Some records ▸
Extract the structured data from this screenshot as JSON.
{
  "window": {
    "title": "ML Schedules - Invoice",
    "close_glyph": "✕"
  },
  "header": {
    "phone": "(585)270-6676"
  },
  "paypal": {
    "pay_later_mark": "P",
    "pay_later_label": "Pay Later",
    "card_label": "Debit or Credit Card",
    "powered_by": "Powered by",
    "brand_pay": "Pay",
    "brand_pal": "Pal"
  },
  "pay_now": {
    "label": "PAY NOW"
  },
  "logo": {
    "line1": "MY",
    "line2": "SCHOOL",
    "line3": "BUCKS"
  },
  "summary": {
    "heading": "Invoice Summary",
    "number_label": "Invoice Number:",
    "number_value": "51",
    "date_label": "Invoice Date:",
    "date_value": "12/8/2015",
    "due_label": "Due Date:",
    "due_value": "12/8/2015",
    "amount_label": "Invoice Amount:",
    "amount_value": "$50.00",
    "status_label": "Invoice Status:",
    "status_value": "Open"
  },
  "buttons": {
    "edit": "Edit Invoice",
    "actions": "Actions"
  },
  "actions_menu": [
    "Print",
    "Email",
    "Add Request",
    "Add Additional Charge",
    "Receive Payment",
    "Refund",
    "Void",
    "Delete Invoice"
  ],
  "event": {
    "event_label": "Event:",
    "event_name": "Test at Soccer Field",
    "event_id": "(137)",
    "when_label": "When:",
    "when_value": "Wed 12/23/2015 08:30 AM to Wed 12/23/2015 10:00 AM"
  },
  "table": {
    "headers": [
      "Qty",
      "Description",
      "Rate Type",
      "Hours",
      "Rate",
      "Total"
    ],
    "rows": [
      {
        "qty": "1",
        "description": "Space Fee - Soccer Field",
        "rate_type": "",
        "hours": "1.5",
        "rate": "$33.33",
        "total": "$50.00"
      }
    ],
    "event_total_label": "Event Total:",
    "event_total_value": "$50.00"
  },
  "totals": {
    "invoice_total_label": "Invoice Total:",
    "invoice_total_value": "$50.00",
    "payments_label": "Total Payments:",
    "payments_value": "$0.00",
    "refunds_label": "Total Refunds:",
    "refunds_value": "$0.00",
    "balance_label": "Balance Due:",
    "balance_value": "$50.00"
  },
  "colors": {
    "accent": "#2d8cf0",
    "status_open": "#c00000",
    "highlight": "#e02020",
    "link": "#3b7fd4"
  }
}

Required task ▸
Write out each line of the data above again, exactly as given.

Written reply ▸
Extract the structured data from this screenshot as JSON.
{
  "window": {
    "title": "ML Schedules - Invoice",
    "close_glyph": "✕"
  },
  "header": {
    "phone": "(585)270-6676"
  },
  "paypal": {
    "pay_later_mark": "P",
    "pay_later_label": "Pay Later",
    "card_label": "Debit or Credit Card",
    "powered_by": "Powered by",
    "brand_pay": "Pay",
    "brand_pal": "Pal"
  },
  "pay_now": {
    "label": "PAY NOW"
  },
  "logo": {
    "line1": "MY",
    "line2": "SCHOOL",
    "line3": "BUCKS"
  },
  "summary": {
    "heading": "Invoice Summary",
    "number_label": "Invoice Number:",
    "number_value": "51",
    "date_label": "Invoice Date:",
    "date_value": "12/8/2015",
    "due_label": "Due Date:",
    "due_value": "12/8/2015",
    "amount_label": "Invoice Amount:",
    "amount_value": "$50.00",
    "status_label": "Invoice Status:",
    "status_value": "Open"
  },
  "buttons": {
    "edit": "Edit Invoice",
    "actions": "Actions"
  },
  "actions_menu": [
    "Print",
    "Email",
    "Add Request",
    "Add Additional Charge",
    "Receive Payment",
    "Refund",
    "Void",
    "Delete Invoice"
  ],
  "event": {
    "event_label": "Event:",
    "event_name": "Test at Soccer Field",
    "event_id": "(137)",
    "when_label": "When:",
    "when_value": "Wed 12/23/2015 08:30 AM to Wed 12/23/2015 10:00 AM"
  },
  "table": {
    "headers": [
      "Qty",
      "Description",
      "Rate Type",
      "Hours",
      "Rate",
      "Total"
    ],
    "rows": [
      {
        "qty": "1",
        "description": "Space Fee - Soccer Field",
        "rate_type": "",
        "hours": "1.5",
        "rate": "$33.33",
        "total": "$50.00"
      }
    ],
    "event_total_label": "Event Total:",
    "event_total_value": "$50.00"
  },
  "totals": {
    "invoice_total_label": "Invoice Total:",
    "invoice_total_value": "$50.00",
    "payments_label": "Total Payments:",
    "payments_value": "$0.00",
    "refunds_label": "Total Refunds:",
    "refunds_value": "$0.00",
    "balance_label": "Balance Due:",
    "balance_value": "$50.00"
  },
  "colors": {
    "accent": "#2d8cf0",
    "status_open": "#c00000",
    "highlight": "#e02020",
    "link": "#3b7fd4"
  }
}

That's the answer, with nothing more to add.